╭──
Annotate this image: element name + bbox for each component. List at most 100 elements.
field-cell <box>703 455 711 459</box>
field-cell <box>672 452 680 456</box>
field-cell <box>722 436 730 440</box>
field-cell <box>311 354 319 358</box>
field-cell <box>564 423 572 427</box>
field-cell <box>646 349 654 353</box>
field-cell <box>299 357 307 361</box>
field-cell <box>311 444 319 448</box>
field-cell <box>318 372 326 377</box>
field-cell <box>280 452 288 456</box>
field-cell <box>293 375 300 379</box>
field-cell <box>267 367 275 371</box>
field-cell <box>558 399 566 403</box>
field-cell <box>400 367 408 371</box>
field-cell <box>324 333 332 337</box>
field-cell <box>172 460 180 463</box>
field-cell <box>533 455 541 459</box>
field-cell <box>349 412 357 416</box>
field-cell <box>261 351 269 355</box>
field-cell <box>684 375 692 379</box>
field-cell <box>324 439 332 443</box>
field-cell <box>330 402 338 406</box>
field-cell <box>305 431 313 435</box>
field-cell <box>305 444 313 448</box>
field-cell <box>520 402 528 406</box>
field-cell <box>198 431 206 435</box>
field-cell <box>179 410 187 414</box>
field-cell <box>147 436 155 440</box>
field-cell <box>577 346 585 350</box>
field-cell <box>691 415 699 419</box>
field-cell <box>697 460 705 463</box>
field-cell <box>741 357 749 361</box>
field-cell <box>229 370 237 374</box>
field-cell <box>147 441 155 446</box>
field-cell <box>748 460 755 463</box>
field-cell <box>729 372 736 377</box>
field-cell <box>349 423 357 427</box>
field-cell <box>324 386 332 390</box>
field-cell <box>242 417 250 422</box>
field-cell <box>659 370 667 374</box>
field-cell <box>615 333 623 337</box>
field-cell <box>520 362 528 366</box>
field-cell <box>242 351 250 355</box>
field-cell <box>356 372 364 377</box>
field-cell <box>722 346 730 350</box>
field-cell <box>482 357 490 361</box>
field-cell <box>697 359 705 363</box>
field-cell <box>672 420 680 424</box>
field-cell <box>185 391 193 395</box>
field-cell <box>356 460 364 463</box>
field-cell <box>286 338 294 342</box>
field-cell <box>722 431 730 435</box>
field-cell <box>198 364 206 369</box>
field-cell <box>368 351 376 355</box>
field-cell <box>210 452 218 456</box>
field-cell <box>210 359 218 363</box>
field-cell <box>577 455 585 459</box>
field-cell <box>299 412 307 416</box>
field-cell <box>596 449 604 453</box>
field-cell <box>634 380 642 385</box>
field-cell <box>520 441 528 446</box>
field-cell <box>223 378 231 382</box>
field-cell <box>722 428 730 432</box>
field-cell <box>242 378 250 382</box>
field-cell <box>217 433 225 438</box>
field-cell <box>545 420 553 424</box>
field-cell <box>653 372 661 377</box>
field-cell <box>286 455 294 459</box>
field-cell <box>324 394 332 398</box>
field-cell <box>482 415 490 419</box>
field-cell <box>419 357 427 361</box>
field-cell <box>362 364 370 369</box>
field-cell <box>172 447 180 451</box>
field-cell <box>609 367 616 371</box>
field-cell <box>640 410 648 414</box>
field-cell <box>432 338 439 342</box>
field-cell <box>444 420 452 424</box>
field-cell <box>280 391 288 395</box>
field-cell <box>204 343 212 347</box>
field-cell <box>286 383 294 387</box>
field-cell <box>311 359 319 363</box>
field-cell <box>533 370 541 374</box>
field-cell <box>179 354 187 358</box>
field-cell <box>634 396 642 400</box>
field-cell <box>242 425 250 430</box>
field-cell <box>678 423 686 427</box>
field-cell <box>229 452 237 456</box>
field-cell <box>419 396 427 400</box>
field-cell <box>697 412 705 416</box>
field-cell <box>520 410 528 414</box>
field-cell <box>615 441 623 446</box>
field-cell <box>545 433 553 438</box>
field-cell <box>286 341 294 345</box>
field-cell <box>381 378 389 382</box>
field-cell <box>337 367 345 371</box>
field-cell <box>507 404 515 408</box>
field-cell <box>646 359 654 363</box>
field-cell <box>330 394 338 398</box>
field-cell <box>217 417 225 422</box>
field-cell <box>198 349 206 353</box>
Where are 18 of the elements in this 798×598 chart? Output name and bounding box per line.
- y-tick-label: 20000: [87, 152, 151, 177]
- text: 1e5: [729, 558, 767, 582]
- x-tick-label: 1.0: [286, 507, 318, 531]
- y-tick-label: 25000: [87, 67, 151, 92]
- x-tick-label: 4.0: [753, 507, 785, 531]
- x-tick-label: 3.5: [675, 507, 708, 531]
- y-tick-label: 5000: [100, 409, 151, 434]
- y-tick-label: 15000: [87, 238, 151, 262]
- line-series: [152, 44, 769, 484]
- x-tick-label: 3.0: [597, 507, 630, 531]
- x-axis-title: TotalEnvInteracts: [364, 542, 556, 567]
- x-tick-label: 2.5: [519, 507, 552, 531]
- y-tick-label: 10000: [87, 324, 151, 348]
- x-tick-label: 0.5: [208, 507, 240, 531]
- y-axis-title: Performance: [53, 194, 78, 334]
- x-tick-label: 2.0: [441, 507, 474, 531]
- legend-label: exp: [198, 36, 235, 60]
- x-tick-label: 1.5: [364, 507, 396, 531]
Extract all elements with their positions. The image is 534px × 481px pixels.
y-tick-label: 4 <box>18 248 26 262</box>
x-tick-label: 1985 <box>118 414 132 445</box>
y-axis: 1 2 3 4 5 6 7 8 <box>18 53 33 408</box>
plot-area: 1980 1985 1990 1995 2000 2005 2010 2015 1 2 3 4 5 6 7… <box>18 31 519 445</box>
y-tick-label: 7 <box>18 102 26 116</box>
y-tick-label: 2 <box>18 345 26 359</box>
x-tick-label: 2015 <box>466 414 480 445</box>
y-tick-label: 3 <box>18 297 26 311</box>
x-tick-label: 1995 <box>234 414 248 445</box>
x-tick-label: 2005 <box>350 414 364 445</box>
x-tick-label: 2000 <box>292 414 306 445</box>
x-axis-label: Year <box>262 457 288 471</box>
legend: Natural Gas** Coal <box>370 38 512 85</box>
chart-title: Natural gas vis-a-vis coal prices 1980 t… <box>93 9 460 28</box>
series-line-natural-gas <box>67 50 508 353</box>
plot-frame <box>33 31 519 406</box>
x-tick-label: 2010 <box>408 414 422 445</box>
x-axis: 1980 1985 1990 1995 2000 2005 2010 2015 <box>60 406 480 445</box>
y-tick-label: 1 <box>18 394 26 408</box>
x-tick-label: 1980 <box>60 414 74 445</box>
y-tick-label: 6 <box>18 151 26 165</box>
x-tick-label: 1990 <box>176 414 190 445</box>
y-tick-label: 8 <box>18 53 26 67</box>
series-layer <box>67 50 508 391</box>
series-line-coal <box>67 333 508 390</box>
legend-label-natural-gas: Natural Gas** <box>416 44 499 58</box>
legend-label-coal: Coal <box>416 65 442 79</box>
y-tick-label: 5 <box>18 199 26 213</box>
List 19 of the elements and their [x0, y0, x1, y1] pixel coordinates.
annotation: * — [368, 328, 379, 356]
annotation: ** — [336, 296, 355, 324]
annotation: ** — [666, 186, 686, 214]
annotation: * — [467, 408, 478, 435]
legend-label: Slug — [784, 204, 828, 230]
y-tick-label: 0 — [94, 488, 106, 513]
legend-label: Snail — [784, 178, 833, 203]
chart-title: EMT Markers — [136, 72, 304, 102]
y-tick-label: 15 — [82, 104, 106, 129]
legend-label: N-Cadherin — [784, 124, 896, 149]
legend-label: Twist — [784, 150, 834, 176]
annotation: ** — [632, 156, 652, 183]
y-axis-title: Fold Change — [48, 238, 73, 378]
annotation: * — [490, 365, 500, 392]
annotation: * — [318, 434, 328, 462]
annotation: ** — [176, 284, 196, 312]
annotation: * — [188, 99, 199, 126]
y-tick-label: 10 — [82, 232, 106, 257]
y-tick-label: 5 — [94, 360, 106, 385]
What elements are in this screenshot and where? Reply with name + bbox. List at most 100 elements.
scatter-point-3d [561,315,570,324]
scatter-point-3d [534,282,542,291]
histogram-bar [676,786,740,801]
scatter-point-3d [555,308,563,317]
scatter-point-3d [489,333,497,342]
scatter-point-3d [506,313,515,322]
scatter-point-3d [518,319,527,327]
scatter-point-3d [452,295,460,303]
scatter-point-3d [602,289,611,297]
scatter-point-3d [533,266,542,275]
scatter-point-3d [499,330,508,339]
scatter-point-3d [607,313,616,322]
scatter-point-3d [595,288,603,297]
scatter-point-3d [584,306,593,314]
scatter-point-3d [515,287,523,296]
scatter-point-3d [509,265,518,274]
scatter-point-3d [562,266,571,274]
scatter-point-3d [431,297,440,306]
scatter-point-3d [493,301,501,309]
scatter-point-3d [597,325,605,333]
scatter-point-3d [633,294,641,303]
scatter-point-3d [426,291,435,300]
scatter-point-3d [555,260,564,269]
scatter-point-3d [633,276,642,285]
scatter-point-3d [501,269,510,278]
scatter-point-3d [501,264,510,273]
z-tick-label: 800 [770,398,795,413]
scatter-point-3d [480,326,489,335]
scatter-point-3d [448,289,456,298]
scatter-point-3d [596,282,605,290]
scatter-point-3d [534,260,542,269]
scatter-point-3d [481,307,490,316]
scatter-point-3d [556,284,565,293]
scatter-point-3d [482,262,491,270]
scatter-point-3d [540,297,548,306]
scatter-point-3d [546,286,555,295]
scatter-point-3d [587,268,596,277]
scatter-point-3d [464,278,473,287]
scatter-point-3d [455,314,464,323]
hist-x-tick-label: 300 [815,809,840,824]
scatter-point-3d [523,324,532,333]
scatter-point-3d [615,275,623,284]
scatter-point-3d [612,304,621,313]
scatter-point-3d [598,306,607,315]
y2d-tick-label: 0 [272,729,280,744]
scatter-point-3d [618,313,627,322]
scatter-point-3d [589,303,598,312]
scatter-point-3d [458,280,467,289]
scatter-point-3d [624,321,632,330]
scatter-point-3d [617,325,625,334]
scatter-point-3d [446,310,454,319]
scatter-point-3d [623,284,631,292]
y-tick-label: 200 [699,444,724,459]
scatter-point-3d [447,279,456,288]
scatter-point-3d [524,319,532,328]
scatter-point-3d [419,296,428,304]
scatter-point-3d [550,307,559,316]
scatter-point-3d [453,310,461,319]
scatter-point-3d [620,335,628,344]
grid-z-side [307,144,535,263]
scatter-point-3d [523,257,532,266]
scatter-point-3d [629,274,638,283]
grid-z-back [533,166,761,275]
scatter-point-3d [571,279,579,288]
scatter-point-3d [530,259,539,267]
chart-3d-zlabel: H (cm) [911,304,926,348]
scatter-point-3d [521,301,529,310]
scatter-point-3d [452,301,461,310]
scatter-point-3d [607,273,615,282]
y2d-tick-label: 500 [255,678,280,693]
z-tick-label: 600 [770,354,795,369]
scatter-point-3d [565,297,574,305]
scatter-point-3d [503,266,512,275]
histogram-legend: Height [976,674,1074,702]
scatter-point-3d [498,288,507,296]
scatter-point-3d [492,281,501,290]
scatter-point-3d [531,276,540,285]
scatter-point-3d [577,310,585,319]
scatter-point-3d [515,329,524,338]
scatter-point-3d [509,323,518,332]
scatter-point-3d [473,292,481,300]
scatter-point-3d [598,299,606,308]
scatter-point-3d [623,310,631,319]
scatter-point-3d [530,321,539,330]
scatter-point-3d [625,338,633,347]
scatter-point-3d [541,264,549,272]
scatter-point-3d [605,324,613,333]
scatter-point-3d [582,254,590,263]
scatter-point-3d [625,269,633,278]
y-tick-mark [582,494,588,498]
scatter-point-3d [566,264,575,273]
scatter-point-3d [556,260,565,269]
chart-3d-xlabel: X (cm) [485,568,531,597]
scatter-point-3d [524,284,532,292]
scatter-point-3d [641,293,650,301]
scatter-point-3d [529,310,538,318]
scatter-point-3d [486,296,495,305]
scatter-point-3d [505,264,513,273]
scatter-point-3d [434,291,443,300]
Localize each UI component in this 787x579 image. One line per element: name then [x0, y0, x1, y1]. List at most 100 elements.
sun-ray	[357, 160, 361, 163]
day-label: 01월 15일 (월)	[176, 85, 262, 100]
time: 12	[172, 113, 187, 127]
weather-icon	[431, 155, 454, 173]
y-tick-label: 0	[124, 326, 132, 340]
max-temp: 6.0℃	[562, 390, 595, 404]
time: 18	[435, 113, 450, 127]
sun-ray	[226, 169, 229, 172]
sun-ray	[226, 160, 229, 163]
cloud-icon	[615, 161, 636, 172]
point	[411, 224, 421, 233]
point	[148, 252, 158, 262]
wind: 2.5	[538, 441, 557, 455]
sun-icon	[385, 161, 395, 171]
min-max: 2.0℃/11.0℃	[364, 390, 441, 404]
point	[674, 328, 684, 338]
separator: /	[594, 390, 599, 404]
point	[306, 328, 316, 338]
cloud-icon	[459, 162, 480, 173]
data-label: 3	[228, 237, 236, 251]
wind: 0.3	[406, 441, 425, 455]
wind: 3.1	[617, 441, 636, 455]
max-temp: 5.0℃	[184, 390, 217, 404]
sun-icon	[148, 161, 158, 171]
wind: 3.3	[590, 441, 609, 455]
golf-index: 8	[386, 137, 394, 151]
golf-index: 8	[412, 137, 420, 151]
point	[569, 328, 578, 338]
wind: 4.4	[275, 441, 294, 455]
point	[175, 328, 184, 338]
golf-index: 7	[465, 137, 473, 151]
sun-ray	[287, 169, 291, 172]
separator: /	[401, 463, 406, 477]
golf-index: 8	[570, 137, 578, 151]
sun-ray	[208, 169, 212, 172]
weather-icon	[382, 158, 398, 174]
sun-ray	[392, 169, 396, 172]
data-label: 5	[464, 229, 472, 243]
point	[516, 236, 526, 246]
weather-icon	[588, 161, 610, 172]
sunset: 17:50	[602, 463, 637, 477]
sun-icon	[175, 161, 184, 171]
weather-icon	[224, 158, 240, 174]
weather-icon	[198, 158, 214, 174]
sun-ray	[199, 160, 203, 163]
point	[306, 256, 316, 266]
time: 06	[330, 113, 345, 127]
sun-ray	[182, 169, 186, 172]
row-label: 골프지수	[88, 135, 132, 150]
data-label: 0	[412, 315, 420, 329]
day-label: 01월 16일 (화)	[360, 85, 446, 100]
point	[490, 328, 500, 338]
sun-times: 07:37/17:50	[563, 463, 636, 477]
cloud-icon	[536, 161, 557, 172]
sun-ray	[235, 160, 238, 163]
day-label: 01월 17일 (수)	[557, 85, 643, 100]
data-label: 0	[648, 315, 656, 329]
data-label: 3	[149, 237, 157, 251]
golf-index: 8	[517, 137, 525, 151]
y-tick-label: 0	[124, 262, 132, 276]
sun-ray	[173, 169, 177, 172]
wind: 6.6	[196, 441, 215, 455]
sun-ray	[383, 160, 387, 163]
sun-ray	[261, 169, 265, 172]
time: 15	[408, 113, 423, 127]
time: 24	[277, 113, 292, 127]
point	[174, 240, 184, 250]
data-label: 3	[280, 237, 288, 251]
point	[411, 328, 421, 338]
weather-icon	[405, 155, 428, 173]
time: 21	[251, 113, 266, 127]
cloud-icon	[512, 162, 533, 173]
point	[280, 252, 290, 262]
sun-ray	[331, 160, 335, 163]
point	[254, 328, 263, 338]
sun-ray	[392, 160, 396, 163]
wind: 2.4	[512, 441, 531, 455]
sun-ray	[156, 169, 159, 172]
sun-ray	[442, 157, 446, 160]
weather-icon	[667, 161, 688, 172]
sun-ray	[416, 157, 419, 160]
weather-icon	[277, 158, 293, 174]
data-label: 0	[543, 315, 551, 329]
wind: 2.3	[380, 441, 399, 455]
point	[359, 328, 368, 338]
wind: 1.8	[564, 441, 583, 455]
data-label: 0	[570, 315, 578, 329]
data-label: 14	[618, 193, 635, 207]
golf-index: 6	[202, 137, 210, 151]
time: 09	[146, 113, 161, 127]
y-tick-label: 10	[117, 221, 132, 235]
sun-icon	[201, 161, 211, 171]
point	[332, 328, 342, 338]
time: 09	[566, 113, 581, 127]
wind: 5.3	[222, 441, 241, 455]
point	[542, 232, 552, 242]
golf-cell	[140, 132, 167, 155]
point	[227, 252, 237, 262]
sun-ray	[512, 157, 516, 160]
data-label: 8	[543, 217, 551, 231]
╰──
- _Exercise goal_
Can you return, word for word, the stretch of the items from the very first line through the line containing "field-cell <box>729 372 736 377</box>", with both of those lines included?

- _Full response_
Annotate this image: element name + bbox for each component. List at most 100 elements.
field-cell <box>703 455 711 459</box>
field-cell <box>672 452 680 456</box>
field-cell <box>722 436 730 440</box>
field-cell <box>311 354 319 358</box>
field-cell <box>564 423 572 427</box>
field-cell <box>646 349 654 353</box>
field-cell <box>299 357 307 361</box>
field-cell <box>311 444 319 448</box>
field-cell <box>318 372 326 377</box>
field-cell <box>280 452 288 456</box>
field-cell <box>293 375 300 379</box>
field-cell <box>267 367 275 371</box>
field-cell <box>558 399 566 403</box>
field-cell <box>400 367 408 371</box>
field-cell <box>324 333 332 337</box>
field-cell <box>172 460 180 463</box>
field-cell <box>533 455 541 459</box>
field-cell <box>349 412 357 416</box>
field-cell <box>261 351 269 355</box>
field-cell <box>684 375 692 379</box>
field-cell <box>324 439 332 443</box>
field-cell <box>330 402 338 406</box>
field-cell <box>305 431 313 435</box>
field-cell <box>305 444 313 448</box>
field-cell <box>520 402 528 406</box>
field-cell <box>198 431 206 435</box>
field-cell <box>179 410 187 414</box>
field-cell <box>147 436 155 440</box>
field-cell <box>577 346 585 350</box>
field-cell <box>691 415 699 419</box>
field-cell <box>697 460 705 463</box>
field-cell <box>741 357 749 361</box>
field-cell <box>229 370 237 374</box>
field-cell <box>147 441 155 446</box>
field-cell <box>748 460 755 463</box>
field-cell <box>729 372 736 377</box>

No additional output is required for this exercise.